Exercise description
Locate and copy all lines bearing the word "Base".

Data for processing
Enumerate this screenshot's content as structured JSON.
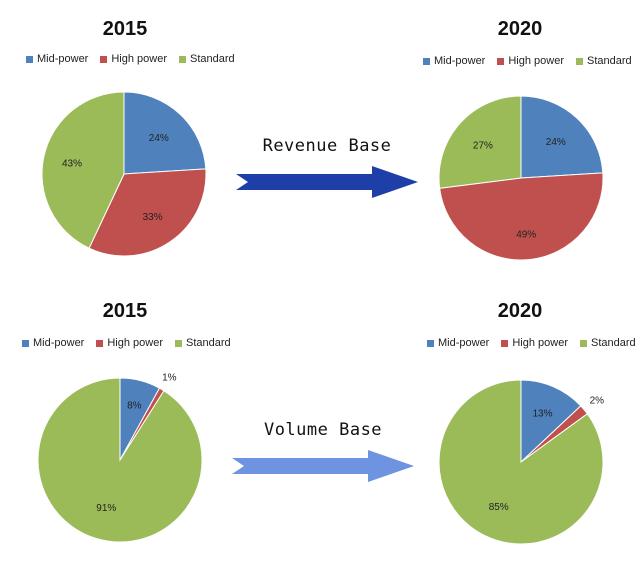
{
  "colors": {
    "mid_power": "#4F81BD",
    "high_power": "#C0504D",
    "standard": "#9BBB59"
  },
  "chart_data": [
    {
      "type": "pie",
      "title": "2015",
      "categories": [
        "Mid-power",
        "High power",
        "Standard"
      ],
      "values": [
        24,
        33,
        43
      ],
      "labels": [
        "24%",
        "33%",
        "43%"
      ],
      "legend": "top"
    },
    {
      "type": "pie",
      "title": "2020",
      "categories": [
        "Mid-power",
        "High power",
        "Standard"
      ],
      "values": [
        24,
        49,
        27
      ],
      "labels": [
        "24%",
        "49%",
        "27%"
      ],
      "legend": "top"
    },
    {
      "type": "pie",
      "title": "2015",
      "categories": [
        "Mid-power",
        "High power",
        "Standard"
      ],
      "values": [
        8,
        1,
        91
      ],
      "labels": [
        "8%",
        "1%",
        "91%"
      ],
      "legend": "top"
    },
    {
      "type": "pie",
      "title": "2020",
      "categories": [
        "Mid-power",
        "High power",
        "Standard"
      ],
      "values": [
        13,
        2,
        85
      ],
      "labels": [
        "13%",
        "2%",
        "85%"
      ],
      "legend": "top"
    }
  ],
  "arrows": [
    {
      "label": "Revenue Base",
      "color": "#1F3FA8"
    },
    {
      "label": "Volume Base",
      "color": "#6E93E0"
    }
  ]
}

Complete answer
      "label": "Revenue Base",
      "label": "Volume Base",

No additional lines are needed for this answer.